Guantanamo: It's About Us

It is hard to imagine being abducted, away from your family for eleven years, chained, beaten, with no hope for freedom even when your captors know you did nothing to be there ... that is the case for eighty six men held at Guantanamo Bay prison facility.

Neighbors turned in rivals, bounties were paid, and many times the wrong person was taken simply for wearing a certain brand of wristwatch in the days that followed the invasion of Afghanistan. The United States had no evidence of wrongdoing in many cases and has concluded no charges could be filed against these individuals. Some prisoners were cleared for release in 2007, some in 2010 -- yet they are still locked in cages.

With no hope for release -- even though they have been cleared for repatriation or transfer -- many of the detainees have figured out how to get out. In a box. They are starving themselves. Our government's response? Fly medics in to force feed them. Why? So you can continue to indefinitely detain them? It's like reviving a guy on death row who has attempted suicide. Bring them back so you can make it personal?

Who are we?

Our country's founding principles of habeus corpus were in a direct response to the "lock them away in the Tower" abuses in Britain. We were going to be different. Oh, I know Guantanamo isn't on American soil, but our flag flies over that prison -- the same one we pledge "liberty and justice for all" to.

After World War II, we tried the Nazis in the Nuremberg Trials. Justice Robert Jackson said we did so not because they deserved a trial or justice. Clearly, they had not bestowed such things on their millions of victims. He said we tried them because of who we are. Because we are better than Nazis. We are ruled by laws.

"The privilege of opening the first trial in history for crimes against the peace of the world imposes a grave responsibility. The wrongs which we seek to condemn and punish have been so calculated, so malignant, and so devastating, that civilization cannot tolerate their being ignored, because it cannot survive their being repeated. That four great nations, flushed with victory and stung with injury stay the hand of vengeance and voluntarily submit their captive enemies to the judgment of the law is one of the most significant tributes that Power has ever paid to Reason."

Hard to read that and not feel pride. It was more than "winning a war" -- it was maintaining judicial order. The boundaries.

We also tried and executed the Japanese after convicting them of waterboarding -- torture -- in the trials of the Pacific. That is why we are less than we were then. We are no longer under the rule of law.

It is about who we are -- not who they are.

Oh, I'm full of solutions. President Obama can do something about the situation. Eighty-six captives were cleared by the Bush and Obama administrations.

Let them go.

Put a chip in the detainees (don't tell them), and let them go. It would be cheaper to pay some guy in a basement to watch 86 blips on a screen for the next 50 years than to continue holding them for another month. Instead, we waterboard them with Ensure to keep them alive when they are starving themselves.

Justice Jackson warned what would happen if we ignored justice. "We must never forget that the record on which we judge these defendants is the record on which history will judge us tomorrow. To pass these defendants a poisoned chalice is to put it to our own lips as well."

"If certain acts of violation of treaties are crimes, they are crimes whether the United States does them or whether Germany does them, and we are not prepared to lay down a rule of criminal conduct against others which we would not be willing to have invoked against us."

■ ■ ■ ■

### [Exercise tasks]
1) Translate this sentence from the Guantanamo text into Spanish: "It is about who we are -- not who they are."
2) Write out the Guantanamo text again, starting with "Put a chip in" and going on through "when they are starving themselves.", but swap "basement" for "warehouse".
The listing is separate material and has no connection to the Guantanamo text.

■ ■ ■ ■

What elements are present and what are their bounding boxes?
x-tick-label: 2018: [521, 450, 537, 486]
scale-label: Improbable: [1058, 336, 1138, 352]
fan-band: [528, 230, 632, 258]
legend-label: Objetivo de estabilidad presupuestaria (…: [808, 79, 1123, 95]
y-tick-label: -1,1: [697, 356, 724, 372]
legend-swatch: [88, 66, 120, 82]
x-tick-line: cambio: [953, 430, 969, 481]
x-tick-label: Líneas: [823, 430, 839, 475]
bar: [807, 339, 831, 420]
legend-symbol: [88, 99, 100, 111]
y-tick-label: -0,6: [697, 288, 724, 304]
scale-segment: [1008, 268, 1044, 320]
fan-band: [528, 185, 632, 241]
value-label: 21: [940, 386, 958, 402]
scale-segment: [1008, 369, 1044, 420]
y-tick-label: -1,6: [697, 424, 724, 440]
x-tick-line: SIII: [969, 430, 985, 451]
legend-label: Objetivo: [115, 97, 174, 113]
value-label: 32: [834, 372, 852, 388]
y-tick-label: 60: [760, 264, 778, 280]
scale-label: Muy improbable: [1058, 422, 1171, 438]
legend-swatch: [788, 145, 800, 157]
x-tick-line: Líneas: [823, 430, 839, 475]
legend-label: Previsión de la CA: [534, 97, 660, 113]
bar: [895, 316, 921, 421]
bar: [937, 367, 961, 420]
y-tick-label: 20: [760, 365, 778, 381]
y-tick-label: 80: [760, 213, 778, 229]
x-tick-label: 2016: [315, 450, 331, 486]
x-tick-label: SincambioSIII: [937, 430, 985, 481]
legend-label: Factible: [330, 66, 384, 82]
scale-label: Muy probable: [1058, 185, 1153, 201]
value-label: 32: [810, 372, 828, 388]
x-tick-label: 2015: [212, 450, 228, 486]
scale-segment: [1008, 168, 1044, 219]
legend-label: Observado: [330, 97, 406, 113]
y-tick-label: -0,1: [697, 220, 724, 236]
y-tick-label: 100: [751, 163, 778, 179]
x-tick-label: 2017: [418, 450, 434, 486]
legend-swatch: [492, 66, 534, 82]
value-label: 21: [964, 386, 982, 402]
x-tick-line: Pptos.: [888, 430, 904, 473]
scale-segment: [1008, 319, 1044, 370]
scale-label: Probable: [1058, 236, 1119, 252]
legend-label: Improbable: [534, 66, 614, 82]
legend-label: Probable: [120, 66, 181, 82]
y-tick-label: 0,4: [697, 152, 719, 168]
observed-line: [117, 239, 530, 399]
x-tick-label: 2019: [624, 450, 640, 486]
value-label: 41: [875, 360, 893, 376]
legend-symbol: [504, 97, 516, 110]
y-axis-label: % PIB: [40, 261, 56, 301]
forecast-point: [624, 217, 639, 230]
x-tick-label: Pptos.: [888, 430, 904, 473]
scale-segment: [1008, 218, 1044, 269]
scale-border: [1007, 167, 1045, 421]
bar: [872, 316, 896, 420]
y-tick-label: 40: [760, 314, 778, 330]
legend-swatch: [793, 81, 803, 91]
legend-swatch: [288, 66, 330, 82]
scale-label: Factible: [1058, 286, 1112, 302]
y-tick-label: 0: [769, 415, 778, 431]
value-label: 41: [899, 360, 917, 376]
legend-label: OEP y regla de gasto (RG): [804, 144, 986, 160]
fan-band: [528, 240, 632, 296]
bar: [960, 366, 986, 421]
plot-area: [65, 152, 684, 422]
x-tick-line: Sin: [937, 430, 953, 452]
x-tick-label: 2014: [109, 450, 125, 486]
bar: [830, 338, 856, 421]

■ ■ ■ ■

### [Solved tasks]
1) Se trata de quiénes somos nosotros, no de quiénes son ellos.

2)
Put a chip in the detainees (don't tell them), and let them go. It would be cheaper to pay some guy in a warehouse to watch 86 blips on a screen for the next 50 years than to continue holding them for another month. Instead, we waterboard them with Ensure to keep them alive when they are starving themselves.